(Exercise prompt) Check every line of the entries that follow, and copy the ones containing "replication".

(Entries from a page text collection)
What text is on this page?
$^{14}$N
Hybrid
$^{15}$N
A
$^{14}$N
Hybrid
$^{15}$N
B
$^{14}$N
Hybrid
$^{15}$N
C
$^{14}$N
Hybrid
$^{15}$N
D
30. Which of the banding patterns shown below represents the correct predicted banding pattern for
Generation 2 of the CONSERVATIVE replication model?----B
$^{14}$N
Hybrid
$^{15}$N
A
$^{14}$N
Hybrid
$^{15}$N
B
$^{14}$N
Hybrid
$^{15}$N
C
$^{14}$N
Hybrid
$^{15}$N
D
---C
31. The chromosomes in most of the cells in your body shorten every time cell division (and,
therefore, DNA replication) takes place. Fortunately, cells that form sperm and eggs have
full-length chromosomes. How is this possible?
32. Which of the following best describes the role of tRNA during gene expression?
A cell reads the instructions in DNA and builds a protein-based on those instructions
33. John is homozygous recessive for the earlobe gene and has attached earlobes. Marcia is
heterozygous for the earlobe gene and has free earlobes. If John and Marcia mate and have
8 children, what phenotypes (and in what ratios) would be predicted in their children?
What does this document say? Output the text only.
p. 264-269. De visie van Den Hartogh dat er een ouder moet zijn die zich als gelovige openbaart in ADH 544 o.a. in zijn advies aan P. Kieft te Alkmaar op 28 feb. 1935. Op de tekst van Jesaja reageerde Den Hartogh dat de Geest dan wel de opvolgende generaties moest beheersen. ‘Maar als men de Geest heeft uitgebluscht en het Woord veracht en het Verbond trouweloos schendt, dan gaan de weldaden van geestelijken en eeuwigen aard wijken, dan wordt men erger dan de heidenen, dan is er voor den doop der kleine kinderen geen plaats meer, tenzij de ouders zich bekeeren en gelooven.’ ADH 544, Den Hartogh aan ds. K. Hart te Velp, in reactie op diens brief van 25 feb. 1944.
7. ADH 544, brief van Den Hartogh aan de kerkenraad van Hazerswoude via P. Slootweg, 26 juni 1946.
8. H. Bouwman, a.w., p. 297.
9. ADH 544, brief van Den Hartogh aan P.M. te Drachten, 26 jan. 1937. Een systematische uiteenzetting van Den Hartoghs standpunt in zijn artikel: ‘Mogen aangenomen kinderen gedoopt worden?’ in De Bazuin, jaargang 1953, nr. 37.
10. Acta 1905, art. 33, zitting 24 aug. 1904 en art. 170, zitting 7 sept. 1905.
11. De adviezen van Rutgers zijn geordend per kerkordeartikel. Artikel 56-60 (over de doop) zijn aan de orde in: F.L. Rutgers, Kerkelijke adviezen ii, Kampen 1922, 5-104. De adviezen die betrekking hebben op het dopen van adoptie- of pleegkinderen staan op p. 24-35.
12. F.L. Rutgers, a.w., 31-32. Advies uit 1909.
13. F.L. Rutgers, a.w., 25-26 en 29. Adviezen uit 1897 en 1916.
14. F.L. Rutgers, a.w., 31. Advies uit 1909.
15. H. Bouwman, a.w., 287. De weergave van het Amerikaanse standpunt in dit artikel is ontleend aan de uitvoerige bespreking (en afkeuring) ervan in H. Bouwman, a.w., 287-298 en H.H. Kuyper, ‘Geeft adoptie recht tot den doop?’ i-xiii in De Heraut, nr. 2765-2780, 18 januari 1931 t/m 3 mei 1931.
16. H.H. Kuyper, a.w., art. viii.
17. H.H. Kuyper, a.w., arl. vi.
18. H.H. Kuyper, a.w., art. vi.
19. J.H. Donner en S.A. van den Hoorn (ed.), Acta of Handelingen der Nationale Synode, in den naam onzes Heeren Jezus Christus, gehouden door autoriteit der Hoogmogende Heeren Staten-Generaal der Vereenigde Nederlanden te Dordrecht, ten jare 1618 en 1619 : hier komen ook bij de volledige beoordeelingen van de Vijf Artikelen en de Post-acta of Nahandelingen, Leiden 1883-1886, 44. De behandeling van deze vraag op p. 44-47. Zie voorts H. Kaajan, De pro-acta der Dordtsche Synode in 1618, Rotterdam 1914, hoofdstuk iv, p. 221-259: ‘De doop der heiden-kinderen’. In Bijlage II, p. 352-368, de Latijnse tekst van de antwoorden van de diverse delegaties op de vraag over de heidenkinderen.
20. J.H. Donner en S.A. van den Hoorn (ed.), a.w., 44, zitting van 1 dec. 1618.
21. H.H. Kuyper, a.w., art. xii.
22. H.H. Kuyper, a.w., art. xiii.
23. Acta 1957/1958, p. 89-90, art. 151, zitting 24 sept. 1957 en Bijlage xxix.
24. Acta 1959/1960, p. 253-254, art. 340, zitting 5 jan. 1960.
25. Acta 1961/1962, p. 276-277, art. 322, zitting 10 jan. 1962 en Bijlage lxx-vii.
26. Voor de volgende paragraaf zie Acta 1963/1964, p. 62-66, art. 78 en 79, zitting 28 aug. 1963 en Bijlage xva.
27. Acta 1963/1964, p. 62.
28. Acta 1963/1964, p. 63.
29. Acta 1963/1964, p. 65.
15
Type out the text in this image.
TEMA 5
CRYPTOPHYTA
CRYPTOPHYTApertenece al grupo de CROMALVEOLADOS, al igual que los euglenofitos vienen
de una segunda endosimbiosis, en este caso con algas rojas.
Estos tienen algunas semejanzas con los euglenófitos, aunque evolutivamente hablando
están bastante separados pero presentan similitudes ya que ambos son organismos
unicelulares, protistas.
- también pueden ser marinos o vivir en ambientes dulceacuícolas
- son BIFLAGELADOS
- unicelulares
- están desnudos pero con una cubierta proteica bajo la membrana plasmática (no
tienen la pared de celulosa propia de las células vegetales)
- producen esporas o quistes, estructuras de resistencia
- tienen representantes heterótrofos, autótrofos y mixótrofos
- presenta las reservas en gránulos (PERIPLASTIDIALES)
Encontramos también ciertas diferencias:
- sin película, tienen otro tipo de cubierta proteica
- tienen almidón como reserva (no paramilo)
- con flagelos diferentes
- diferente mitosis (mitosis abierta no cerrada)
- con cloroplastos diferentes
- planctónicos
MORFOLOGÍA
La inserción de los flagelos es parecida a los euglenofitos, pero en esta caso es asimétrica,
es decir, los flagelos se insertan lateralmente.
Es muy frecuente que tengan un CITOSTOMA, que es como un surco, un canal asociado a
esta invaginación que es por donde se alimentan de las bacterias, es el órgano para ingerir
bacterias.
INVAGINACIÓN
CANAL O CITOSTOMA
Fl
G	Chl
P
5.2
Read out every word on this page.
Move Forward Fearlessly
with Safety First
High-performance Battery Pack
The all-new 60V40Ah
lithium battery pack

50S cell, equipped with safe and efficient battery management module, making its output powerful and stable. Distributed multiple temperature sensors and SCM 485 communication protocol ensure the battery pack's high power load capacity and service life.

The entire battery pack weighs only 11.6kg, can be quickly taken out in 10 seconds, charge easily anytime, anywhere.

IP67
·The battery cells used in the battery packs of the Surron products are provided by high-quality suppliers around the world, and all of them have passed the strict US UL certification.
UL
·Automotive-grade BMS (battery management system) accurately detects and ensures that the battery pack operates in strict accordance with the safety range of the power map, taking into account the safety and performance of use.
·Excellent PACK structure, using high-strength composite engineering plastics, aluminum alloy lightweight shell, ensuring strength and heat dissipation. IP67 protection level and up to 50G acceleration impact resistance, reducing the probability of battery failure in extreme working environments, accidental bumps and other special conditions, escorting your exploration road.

(Task result)
Generation 2 of the CONSERVATIVE replication model?----B
therefore, DNA replication) takes place. Fortunately, cells that form sperm and eggs have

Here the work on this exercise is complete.